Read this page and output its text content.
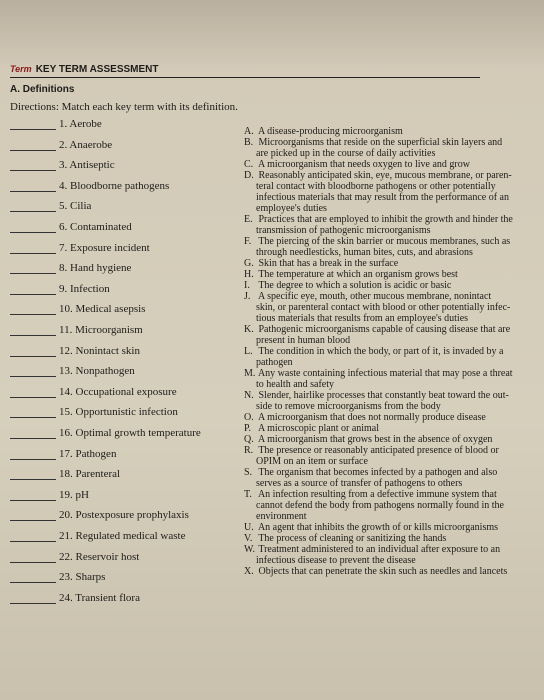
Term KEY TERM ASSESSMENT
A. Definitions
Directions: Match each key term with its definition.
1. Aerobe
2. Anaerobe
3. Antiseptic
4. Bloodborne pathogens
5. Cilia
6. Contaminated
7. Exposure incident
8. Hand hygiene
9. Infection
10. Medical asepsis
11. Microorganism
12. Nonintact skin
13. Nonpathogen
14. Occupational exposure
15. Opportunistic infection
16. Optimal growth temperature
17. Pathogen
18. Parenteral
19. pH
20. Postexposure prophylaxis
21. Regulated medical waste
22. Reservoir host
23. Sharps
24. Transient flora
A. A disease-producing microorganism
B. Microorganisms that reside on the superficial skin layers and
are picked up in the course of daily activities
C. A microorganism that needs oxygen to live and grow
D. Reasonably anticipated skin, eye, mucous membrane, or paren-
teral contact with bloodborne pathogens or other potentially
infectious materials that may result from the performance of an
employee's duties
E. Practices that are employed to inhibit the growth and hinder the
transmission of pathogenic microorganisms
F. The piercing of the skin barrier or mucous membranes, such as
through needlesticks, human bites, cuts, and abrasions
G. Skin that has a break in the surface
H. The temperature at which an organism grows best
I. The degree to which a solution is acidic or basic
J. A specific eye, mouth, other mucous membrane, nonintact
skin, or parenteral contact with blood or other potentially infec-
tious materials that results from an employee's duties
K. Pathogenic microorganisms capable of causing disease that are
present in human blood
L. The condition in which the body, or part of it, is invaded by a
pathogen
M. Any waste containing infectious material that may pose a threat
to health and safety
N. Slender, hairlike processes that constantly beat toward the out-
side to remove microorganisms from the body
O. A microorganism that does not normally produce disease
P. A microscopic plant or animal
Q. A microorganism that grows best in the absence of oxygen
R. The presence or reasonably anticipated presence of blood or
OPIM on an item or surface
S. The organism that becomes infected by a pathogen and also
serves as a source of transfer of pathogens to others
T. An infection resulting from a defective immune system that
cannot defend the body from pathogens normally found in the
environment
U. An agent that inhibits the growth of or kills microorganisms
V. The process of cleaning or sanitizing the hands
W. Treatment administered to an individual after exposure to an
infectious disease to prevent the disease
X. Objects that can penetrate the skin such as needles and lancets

────────────────

What to do:
The reply should reproduce every entry above word for word and contain no pictures.

Response area:
Read this page and output its text content.
Term KEY TERM ASSESSMENT
A. Definitions
Directions: Match each key term with its definition.
1. Aerobe
2. Anaerobe
3. Antiseptic
4. Bloodborne pathogens
5. Cilia
6. Contaminated
7. Exposure incident
8. Hand hygiene
9. Infection
10. Medical asepsis
11. Microorganism
12. Nonintact skin
13. Nonpathogen
14. Occupational exposure
15. Opportunistic infection
16. Optimal growth temperature
17. Pathogen
18. Parenteral
19. pH
20. Postexposure prophylaxis
21. Regulated medical waste
22. Reservoir host
23. Sharps
24. Transient flora
A. A disease-producing microorganism
B. Microorganisms that reside on the superficial skin layers and
are picked up in the course of daily activities
C. A microorganism that needs oxygen to live and grow
D. Reasonably anticipated skin, eye, mucous membrane, or paren-
teral contact with bloodborne pathogens or other potentially
infectious materials that may result from the performance of an
employee's duties
E. Practices that are employed to inhibit the growth and hinder the
transmission of pathogenic microorganisms
F. The piercing of the skin barrier or mucous membranes, such as
through needlesticks, human bites, cuts, and abrasions
G. Skin that has a break in the surface
H. The temperature at which an organism grows best
I. The degree to which a solution is acidic or basic
J. A specific eye, mouth, other mucous membrane, nonintact
skin, or parenteral contact with blood or other potentially infec-
tious materials that results from an employee's duties
K. Pathogenic microorganisms capable of causing disease that are
present in human blood
L. The condition in which the body, or part of it, is invaded by a
pathogen
M. Any waste containing infectious material that may pose a threat
to health and safety
N. Slender, hairlike processes that constantly beat toward the out-
side to remove microorganisms from the body
O. A microorganism that does not normally produce disease
P. A microscopic plant or animal
Q. A microorganism that grows best in the absence of oxygen
R. The presence or reasonably anticipated presence of blood or
OPIM on an item or surface
S. The organism that becomes infected by a pathogen and also
serves as a source of transfer of pathogens to others
T. An infection resulting from a defective immune system that
cannot defend the body from pathogens normally found in the
environment
U. An agent that inhibits the growth of or kills microorganisms
V. The process of cleaning or sanitizing the hands
W. Treatment administered to an individual after exposure to an
infectious disease to prevent the disease
X. Objects that can penetrate the skin such as needles and lancets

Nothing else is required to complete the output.